_Problem statement_: Give the count of lines holding the string "mgtgβ" and nothing else.

===== Dataset records =====

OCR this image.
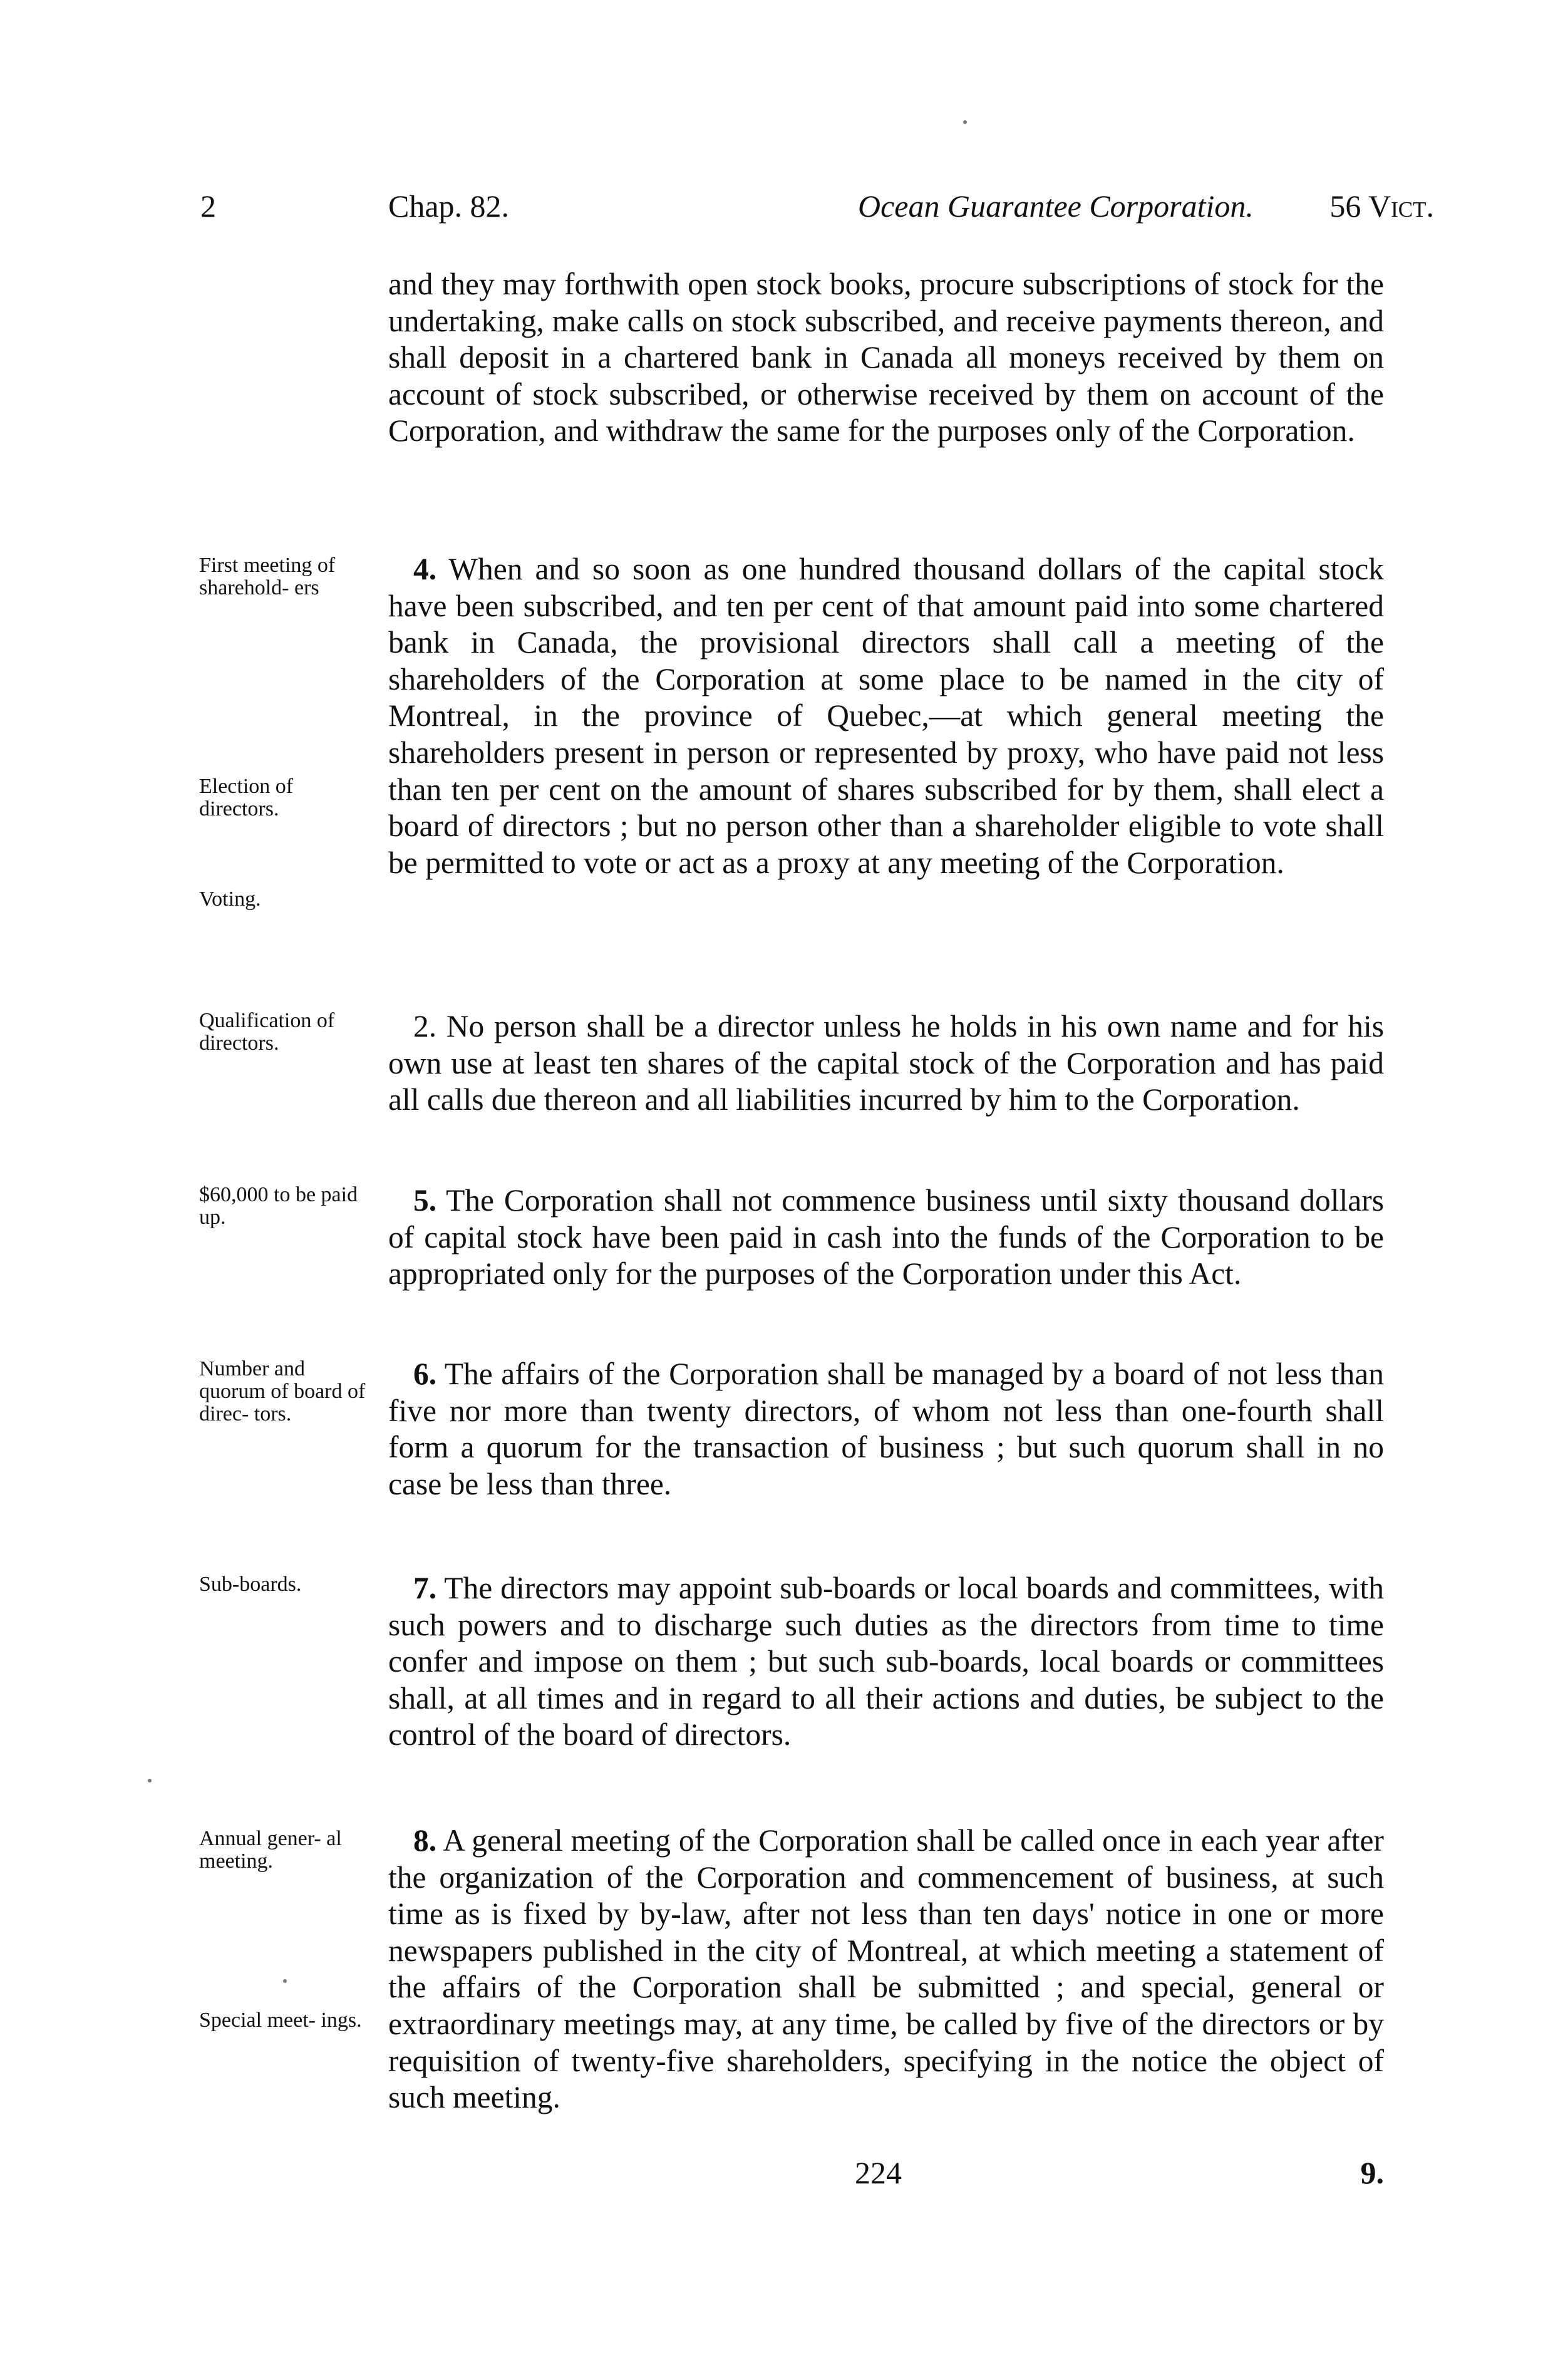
2	Chap. 82.	Ocean Guarantee Corporation. 56 Vict.

and they may forthwith open stock books, procure subscriptions of stock for the undertaking, make calls on stock subscribed, and receive payments thereon, and shall deposit in a chartered bank in Canada all moneys received by them on account of stock subscribed, or otherwise received by them on account of the Corporation, and withdraw the same for the purposes only of the Corporation.

4. When and so soon as one hundred thousand dollars of the capital stock have been subscribed, and ten per cent of that amount paid into some chartered bank in Canada, the provisional directors shall call a meeting of the shareholders of the Corporation at some place to be named in the city of Montreal, in the province of Quebec,—at which general meeting the shareholders present in person or represented by proxy, who have paid not less than ten per cent on the amount of shares subscribed for by them, shall elect a board of directors ; but no person other than a shareholder eligible to vote shall be permitted to vote or act as a proxy at any meeting of the Corporation.

2. No person shall be a director unless he holds in his own name and for his own use at least ten shares of the capital stock of the Corporation and has paid all calls due thereon and all liabilities incurred by him to the Corporation.

5. The Corporation shall not commence business until sixty thousand dollars of capital stock have been paid in cash into the funds of the Corporation to be appropriated only for the purposes of the Corporation under this Act.

6. The affairs of the Corporation shall be managed by a board of not less than five nor more than twenty directors, of whom not less than one-fourth shall form a quorum for the transaction of business ; but such quorum shall in no case be less than three.

7. The directors may appoint sub-boards or local boards and committees, with such powers and to discharge such duties as the directors from time to time confer and impose on them ; but such sub-boards, local boards or committees shall, at all times and in regard to all their actions and duties, be subject to the control of the board of directors.

8. A general meeting of the Corporation shall be called once in each year after the organization of the Corporation and commencement of business, at such time as is fixed by by-law, after not less than ten days' notice in one or more newspapers published in the city of Montreal, at which meeting a statement of the affairs of the Corporation shall be submitted ; and special, general or extraordinary meetings may, at any time, be called by five of the directors or by requisition of twenty-five shareholders, specifying in the notice the object of such meeting.

First meeting of sharehold- ers
Election of directors.
Voting.
Qualification of directors.
$60,000 to be paid up.
Number and quorum of board of direc- tors.
Sub-boards.
Annual gener- al meeting.
Special meet- ings.
224	9.
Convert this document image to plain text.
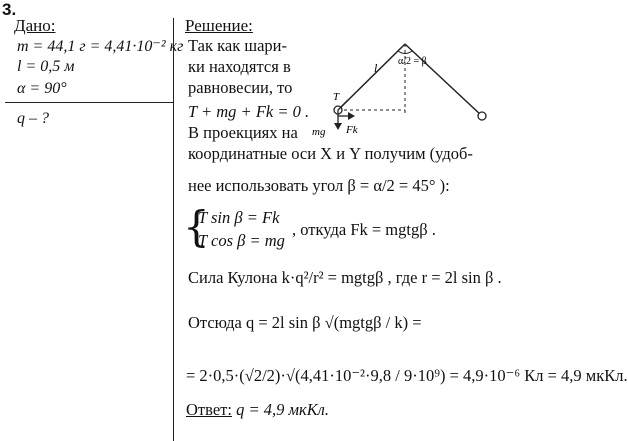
3.
Дано:
m = 44,1 г = 4,41·10⁻² кг
l = 0,5 м
α = 90°
q – ?
Решение:
Так как шари-
ки находятся в
равновесии, то
T + mg + Fk = 0 .
В проекциях на
координатные оси X и Y получим (удоб-
нее использовать угол β = α/2 = 45° ):
{
T sin β = Fk
T cos β = mg
, откуда Fk = mgtgβ .
Сила Кулона k·q²/r² = mgtgβ , где r = 2l sin β .
Отсюда q = 2l sin β √(mgtgβ / k) =
= 2·0,5·(√2/2)·√(4,41·10⁻²·9,8 / 9·10⁹) = 4,9·10⁻⁶ Кл = 4,9 мкКл.
Ответ: q = 4,9 мкКл.
l α/2 = β
T
mg Fk
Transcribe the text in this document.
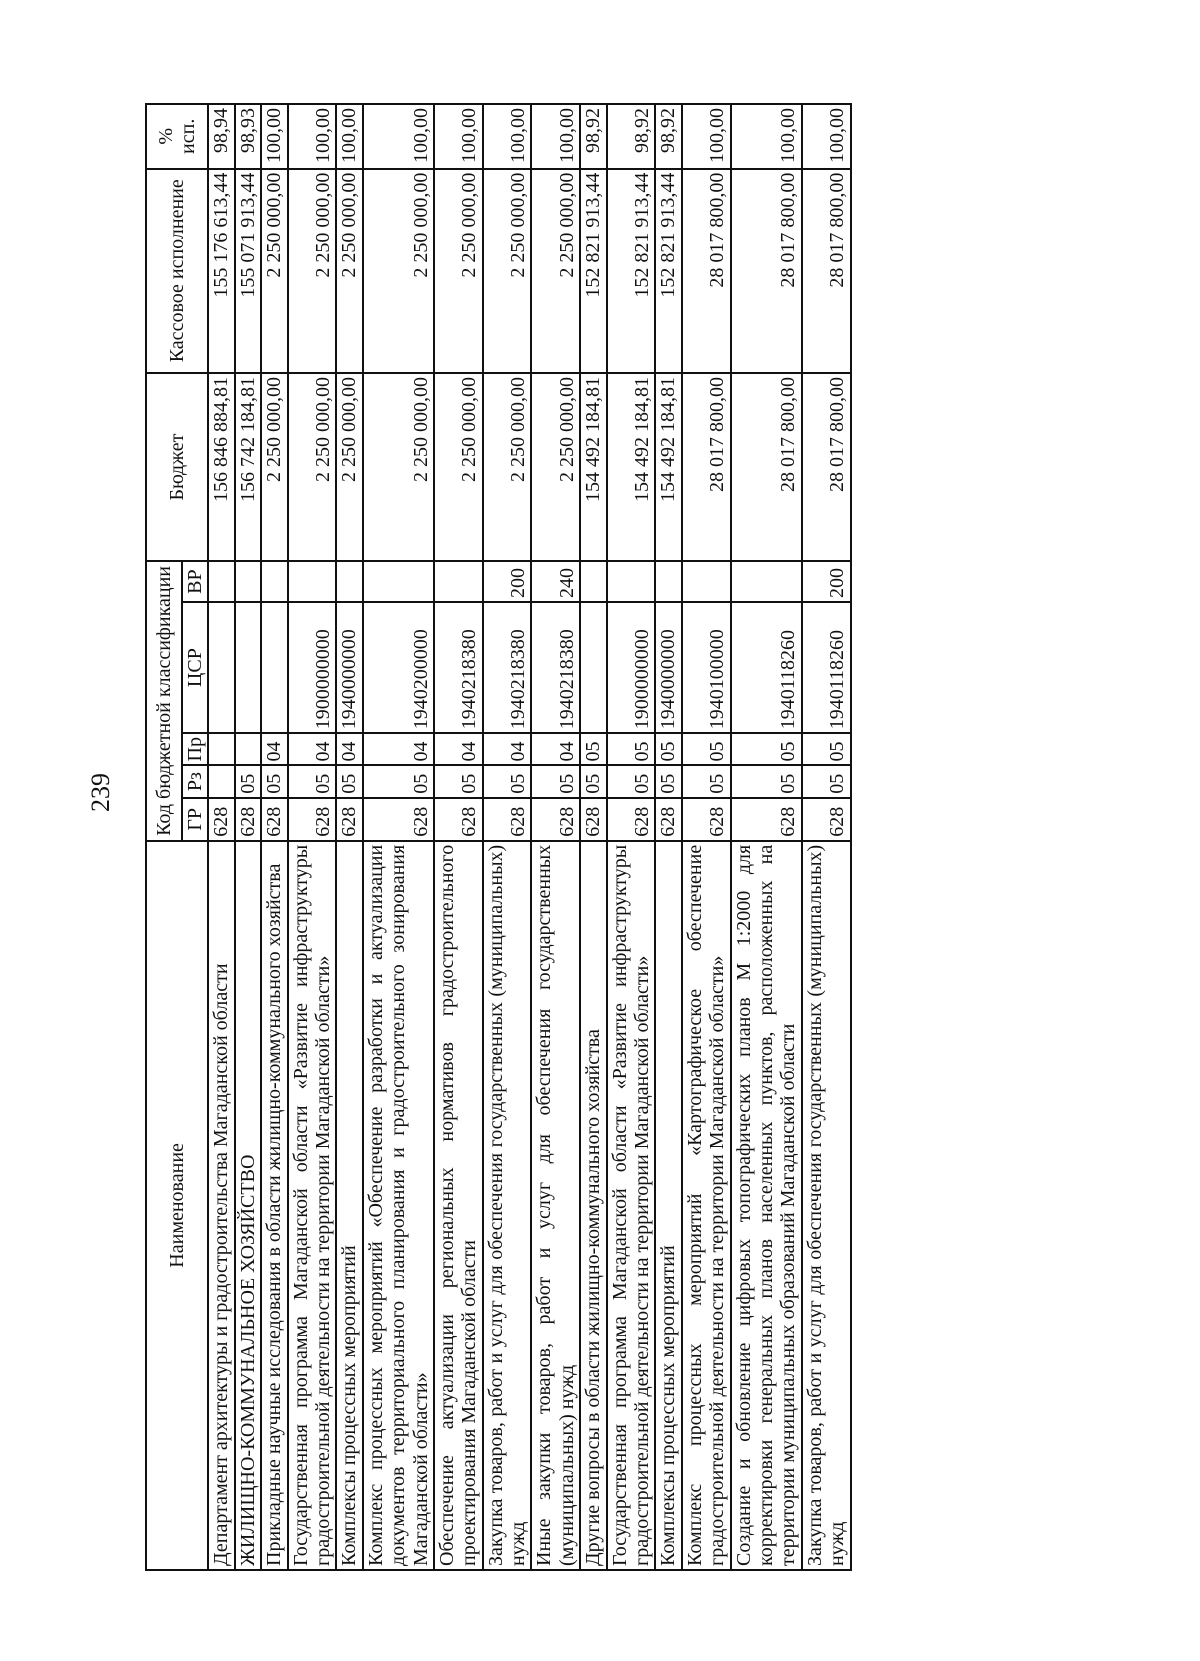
239
Наименование	Код бюджетной классификации					Бюджет	Кассовое исполнение	% исп.
	ГР	Рз	Пр	ЦСР	ВР			
Департамент архитектуры и градостроительства Магаданской области	628					156 846 884,81	155 176 613,44	98,94
ЖИЛИЩНО-КОММУНАЛЬНОЕ ХОЗЯЙСТВО	628	05				156 742 184,81	155 071 913,44	98,93
Прикладные научные исследования в области жилищно-коммунального хозяйства	628	05	04			2 250 000,00	2 250 000,00	100,00
Государственная программа Магаданской области «Развитие инфраструктуры градостроительной деятельности на территории Магаданской области»	628	05	04	1900000000		2 250 000,00	2 250 000,00	100,00
Комплексы процессных мероприятий	628	05	04	1940000000		2 250 000,00	2 250 000,00	100,00
Комплекс процессных мероприятий «Обеспечение разработки и актуализации документов территориального планирования и градостроительного зонирования Магаданской области»	628	05	04	1940200000		2 250 000,00	2 250 000,00	100,00
Обеспечение актуализации региональных нормативов градостроительного проектирования Магаданской области	628	05	04	1940218380		2 250 000,00	2 250 000,00	100,00
Закупка товаров, работ и услуг для обеспечения государственных (муниципальных) нужд	628	05	04	1940218380	200	2 250 000,00	2 250 000,00	100,00
Иные закупки товаров, работ и услуг для обеспечения государственных (муниципальных) нужд	628	05	04	1940218380	240	2 250 000,00	2 250 000,00	100,00
Другие вопросы в области жилищно-коммунального хозяйства	628	05	05			154 492 184,81	152 821 913,44	98,92
Государственная программа Магаданской области «Развитие инфраструктуры градостроительной деятельности на территории Магаданской области»	628	05	05	1900000000		154 492 184,81	152 821 913,44	98,92
Комплексы процессных мероприятий	628	05	05	1940000000		154 492 184,81	152 821 913,44	98,92
Комплекс процессных мероприятий «Картографическое обеспечение градостроительной деятельности на территории Магаданской области»	628	05	05	1940100000		28 017 800,00	28 017 800,00	100,00
Создание и обновление цифровых топографических планов М 1:2000 для корректировки генеральных планов населенных пунктов, расположенных на территории муниципальных образований Магаданской области	628	05	05	1940118260		28 017 800,00	28 017 800,00	100,00
Закупка товаров, работ и услуг для обеспечения государственных (муниципальных) нужд	628	05	05	1940118260	200	28 017 800,00	28 017 800,00	100,00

=====

_Written solution_: 3